#### Required work:
Find each line with the string "drought" and report it.

#### Information supplied:
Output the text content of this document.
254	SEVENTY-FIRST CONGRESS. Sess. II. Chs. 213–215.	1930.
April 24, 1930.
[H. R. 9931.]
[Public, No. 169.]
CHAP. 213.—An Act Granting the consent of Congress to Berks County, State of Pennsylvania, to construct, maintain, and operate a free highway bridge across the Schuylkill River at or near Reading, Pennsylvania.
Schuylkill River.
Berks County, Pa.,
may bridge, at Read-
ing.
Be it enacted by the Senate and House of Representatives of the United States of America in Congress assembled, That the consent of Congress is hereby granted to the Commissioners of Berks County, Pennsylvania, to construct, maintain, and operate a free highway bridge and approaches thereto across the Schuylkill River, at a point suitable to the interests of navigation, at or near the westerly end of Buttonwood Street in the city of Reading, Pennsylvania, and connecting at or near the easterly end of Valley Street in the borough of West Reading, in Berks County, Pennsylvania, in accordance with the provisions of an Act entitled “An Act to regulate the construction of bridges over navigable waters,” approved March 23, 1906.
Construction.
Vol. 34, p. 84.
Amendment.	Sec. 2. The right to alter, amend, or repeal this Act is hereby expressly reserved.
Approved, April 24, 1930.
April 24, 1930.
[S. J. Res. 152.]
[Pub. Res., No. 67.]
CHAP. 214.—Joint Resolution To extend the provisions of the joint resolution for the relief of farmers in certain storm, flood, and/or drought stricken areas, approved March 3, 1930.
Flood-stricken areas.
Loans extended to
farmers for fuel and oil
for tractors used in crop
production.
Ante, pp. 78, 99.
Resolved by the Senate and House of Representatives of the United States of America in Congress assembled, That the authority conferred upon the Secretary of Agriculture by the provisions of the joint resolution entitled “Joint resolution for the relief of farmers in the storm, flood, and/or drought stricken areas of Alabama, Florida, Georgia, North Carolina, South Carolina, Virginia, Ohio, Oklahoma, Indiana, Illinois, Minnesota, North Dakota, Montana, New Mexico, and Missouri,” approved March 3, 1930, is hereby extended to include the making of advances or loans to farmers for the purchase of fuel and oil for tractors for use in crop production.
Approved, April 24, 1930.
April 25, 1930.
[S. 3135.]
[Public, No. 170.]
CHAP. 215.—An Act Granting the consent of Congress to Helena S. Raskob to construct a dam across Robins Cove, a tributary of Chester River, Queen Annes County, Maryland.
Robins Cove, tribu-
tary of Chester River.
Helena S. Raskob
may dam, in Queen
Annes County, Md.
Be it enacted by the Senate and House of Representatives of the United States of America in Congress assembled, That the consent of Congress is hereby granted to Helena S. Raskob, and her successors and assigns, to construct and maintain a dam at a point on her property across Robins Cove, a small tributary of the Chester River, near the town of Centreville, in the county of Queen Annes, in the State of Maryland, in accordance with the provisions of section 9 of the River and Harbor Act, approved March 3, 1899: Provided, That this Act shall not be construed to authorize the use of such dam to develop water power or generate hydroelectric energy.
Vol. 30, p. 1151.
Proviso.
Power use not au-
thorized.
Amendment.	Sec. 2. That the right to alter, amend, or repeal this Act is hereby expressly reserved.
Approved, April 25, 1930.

#### Task solution:
CHAP. 214.—Joint Resolution To extend the provisions of the joint resolution for the relief of farmers in certain storm, flood, and/or drought stricken areas, approved March 3, 1930.
Resolved by the Senate and House of Representatives of the United States of America in Congress assembled, That the authority conferred upon the Secretary of Agriculture by the provisions of the joint resolution entitled “Joint resolution for the relief of farmers in the storm, flood, and/or drought stricken areas of Alabama, Florida, Georgia, North Carolina, South Carolina, Virginia, Ohio, Oklahoma, Indiana, Illinois, Minnesota, North Dakota, Montana, New Mexico, and Missouri,” approved March 3, 1930, is hereby extended to include the making of advances or loans to farmers for the purchase of fuel and oil for tractors for use in crop production.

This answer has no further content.